AIM OF THE TASK :: Reproduce the data that follows in its entirety, character for character.

PROVIDED RECORDS ::
--------------------------------
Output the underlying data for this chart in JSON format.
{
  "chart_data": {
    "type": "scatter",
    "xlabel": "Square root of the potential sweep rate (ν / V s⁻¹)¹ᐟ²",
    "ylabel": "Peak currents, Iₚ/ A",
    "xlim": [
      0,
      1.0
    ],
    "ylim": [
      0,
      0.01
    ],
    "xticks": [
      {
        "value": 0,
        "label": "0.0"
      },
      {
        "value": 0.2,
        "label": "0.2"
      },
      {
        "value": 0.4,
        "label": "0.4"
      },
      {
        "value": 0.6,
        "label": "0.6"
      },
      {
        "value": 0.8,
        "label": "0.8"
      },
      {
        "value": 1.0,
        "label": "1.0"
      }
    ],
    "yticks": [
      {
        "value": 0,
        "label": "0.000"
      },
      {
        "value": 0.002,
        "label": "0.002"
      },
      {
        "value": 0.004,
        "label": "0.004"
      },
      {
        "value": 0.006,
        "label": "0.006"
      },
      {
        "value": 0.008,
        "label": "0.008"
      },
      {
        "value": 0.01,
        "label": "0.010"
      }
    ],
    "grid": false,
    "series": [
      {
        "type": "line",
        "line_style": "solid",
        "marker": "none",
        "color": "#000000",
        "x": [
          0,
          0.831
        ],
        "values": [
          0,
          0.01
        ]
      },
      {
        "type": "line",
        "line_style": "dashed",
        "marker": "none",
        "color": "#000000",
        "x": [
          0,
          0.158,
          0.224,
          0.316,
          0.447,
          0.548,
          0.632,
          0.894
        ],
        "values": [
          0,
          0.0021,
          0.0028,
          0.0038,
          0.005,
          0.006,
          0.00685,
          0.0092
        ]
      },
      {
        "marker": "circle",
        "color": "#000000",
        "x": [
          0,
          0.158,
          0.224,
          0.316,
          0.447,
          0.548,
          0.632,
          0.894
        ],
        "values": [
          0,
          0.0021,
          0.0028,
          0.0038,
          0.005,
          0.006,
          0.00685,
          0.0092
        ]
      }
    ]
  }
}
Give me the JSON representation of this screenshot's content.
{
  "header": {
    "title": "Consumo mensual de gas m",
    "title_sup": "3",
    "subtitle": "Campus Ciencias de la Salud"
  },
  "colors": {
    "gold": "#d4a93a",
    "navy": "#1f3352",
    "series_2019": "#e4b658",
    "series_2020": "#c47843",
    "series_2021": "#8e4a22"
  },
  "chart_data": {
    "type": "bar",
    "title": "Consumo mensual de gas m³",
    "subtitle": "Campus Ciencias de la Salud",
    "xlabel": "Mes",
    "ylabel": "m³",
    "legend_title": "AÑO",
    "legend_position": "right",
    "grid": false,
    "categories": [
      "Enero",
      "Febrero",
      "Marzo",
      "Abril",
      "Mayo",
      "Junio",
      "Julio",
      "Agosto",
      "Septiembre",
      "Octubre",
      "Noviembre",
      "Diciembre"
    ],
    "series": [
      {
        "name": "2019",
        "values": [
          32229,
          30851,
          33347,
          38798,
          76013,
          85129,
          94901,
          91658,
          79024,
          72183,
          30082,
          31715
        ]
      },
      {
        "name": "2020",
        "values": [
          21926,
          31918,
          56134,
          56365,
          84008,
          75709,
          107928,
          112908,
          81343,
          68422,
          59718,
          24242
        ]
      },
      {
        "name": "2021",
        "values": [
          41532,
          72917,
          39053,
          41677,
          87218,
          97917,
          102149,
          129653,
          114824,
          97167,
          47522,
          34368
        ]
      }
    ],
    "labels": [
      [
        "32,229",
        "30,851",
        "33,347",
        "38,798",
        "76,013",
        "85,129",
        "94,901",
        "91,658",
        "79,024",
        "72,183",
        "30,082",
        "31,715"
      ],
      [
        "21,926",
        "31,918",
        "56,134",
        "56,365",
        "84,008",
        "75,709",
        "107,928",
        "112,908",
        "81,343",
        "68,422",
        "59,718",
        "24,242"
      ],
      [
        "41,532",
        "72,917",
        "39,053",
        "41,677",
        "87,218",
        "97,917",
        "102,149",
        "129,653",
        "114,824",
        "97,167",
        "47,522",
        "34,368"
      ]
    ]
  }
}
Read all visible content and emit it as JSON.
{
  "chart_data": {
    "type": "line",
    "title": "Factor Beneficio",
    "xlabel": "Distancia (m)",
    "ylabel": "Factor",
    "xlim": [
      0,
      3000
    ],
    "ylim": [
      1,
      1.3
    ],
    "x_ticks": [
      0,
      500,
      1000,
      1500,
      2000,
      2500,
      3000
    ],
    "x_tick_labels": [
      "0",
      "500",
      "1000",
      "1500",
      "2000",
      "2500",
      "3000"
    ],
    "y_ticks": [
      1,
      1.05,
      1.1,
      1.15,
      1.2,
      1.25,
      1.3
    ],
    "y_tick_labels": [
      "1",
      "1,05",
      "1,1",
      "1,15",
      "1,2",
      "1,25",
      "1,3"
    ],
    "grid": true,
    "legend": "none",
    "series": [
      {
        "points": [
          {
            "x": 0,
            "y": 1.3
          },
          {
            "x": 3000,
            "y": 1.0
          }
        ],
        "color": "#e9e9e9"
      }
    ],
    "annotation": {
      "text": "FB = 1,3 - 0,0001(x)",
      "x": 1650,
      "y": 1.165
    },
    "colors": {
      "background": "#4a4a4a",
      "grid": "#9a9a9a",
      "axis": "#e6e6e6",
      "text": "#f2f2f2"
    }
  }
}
--------------------------------
SOLVED PROBLEM ::
Output the underlying data for this chart in JSON format.
{
  "chart_data": {
    "type": "scatter",
    "xlabel": "Square root of the potential sweep rate (ν / V s⁻¹)¹ᐟ²",
    "ylabel": "Peak currents, Iₚ/ A",
    "xlim": [
      0,
      1.0
    ],
    "ylim": [
      0,
      0.01
    ],
    "xticks": [
      {
        "value": 0,
        "label": "0.0"
      },
      {
        "value": 0.2,
        "label": "0.2"
      },
      {
        "value": 0.4,
        "label": "0.4"
      },
      {
        "value": 0.6,
        "label": "0.6"
      },
      {
        "value": 0.8,
        "label": "0.8"
      },
      {
        "value": 1.0,
        "label": "1.0"
      }
    ],
    "yticks": [
      {
        "value": 0,
        "label": "0.000"
      },
      {
        "value": 0.002,
        "label": "0.002"
      },
      {
        "value": 0.004,
        "label": "0.004"
      },
      {
        "value": 0.006,
        "label": "0.006"
      },
      {
        "value": 0.008,
        "label": "0.008"
      },
      {
        "value": 0.01,
        "label": "0.010"
      }
    ],
    "grid": false,
    "series": [
      {
        "type": "line",
        "line_style": "solid",
        "marker": "none",
        "color": "#000000",
        "x": [
          0,
          0.831
        ],
        "values": [
          0,
          0.01
        ]
      },
      {
        "type": "line",
        "line_style": "dashed",
        "marker": "none",
        "color": "#000000",
        "x": [
          0,
          0.158,
          0.224,
          0.316,
          0.447,
          0.548,
          0.632,
          0.894
        ],
        "values": [
          0,
          0.0021,
          0.0028,
          0.0038,
          0.005,
          0.006,
          0.00685,
          0.0092
        ]
      },
      {
        "marker": "circle",
        "color": "#000000",
        "x": [
          0,
          0.158,
          0.224,
          0.316,
          0.447,
          0.548,
          0.632,
          0.894
        ],
        "values": [
          0,
          0.0021,
          0.0028,
          0.0038,
          0.005,
          0.006,
          0.00685,
          0.0092
        ]
      }
    ]
  }
}
Give me the JSON representation of this screenshot's content.
{
  "header": {
    "title": "Consumo mensual de gas m",
    "title_sup": "3",
    "subtitle": "Campus Ciencias de la Salud"
  },
  "colors": {
    "gold": "#d4a93a",
    "navy": "#1f3352",
    "series_2019": "#e4b658",
    "series_2020": "#c47843",
    "series_2021": "#8e4a22"
  },
  "chart_data": {
    "type": "bar",
    "title": "Consumo mensual de gas m³",
    "subtitle": "Campus Ciencias de la Salud",
    "xlabel": "Mes",
    "ylabel": "m³",
    "legend_title": "AÑO",
    "legend_position": "right",
    "grid": false,
    "categories": [
      "Enero",
      "Febrero",
      "Marzo",
      "Abril",
      "Mayo",
      "Junio",
      "Julio",
      "Agosto",
      "Septiembre",
      "Octubre",
      "Noviembre",
      "Diciembre"
    ],
    "series": [
      {
        "name": "2019",
        "values": [
          32229,
          30851,
          33347,
          38798,
          76013,
          85129,
          94901,
          91658,
          79024,
          72183,
          30082,
          31715
        ]
      },
      {
        "name": "2020",
        "values": [
          21926,
          31918,
          56134,
          56365,
          84008,
          75709,
          107928,
          112908,
          81343,
          68422,
          59718,
          24242
        ]
      },
      {
        "name": "2021",
        "values": [
          41532,
          72917,
          39053,
          41677,
          87218,
          97917,
          102149,
          129653,
          114824,
          97167,
          47522,
          34368
        ]
      }
    ],
    "labels": [
      [
        "32,229",
        "30,851",
        "33,347",
        "38,798",
        "76,013",
        "85,129",
        "94,901",
        "91,658",
        "79,024",
        "72,183",
        "30,082",
        "31,715"
      ],
      [
        "21,926",
        "31,918",
        "56,134",
        "56,365",
        "84,008",
        "75,709",
        "107,928",
        "112,908",
        "81,343",
        "68,422",
        "59,718",
        "24,242"
      ],
      [
        "41,532",
        "72,917",
        "39,053",
        "41,677",
        "87,218",
        "97,917",
        "102,149",
        "129,653",
        "114,824",
        "97,167",
        "47,522",
        "34,368"
      ]
    ]
  }
}
Read all visible content and emit it as JSON.
{
  "chart_data": {
    "type": "line",
    "title": "Factor Beneficio",
    "xlabel": "Distancia (m)",
    "ylabel": "Factor",
    "xlim": [
      0,
      3000
    ],
    "ylim": [
      1,
      1.3
    ],
    "x_ticks": [
      0,
      500,
      1000,
      1500,
      2000,
      2500,
      3000
    ],
    "x_tick_labels": [
      "0",
      "500",
      "1000",
      "1500",
      "2000",
      "2500",
      "3000"
    ],
    "y_ticks": [
      1,
      1.05,
      1.1,
      1.15,
      1.2,
      1.25,
      1.3
    ],
    "y_tick_labels": [
      "1",
      "1,05",
      "1,1",
      "1,15",
      "1,2",
      "1,25",
      "1,3"
    ],
    "grid": true,
    "legend": "none",
    "series": [
      {
        "points": [
          {
            "x": 0,
            "y": 1.3
          },
          {
            "x": 3000,
            "y": 1.0
          }
        ],
        "color": "#e9e9e9"
      }
    ],
    "annotation": {
      "text": "FB = 1,3 - 0,0001(x)",
      "x": 1650,
      "y": 1.165
    },
    "colors": {
      "background": "#4a4a4a",
      "grid": "#9a9a9a",
      "axis": "#e6e6e6",
      "text": "#f2f2f2"
    }
  }
}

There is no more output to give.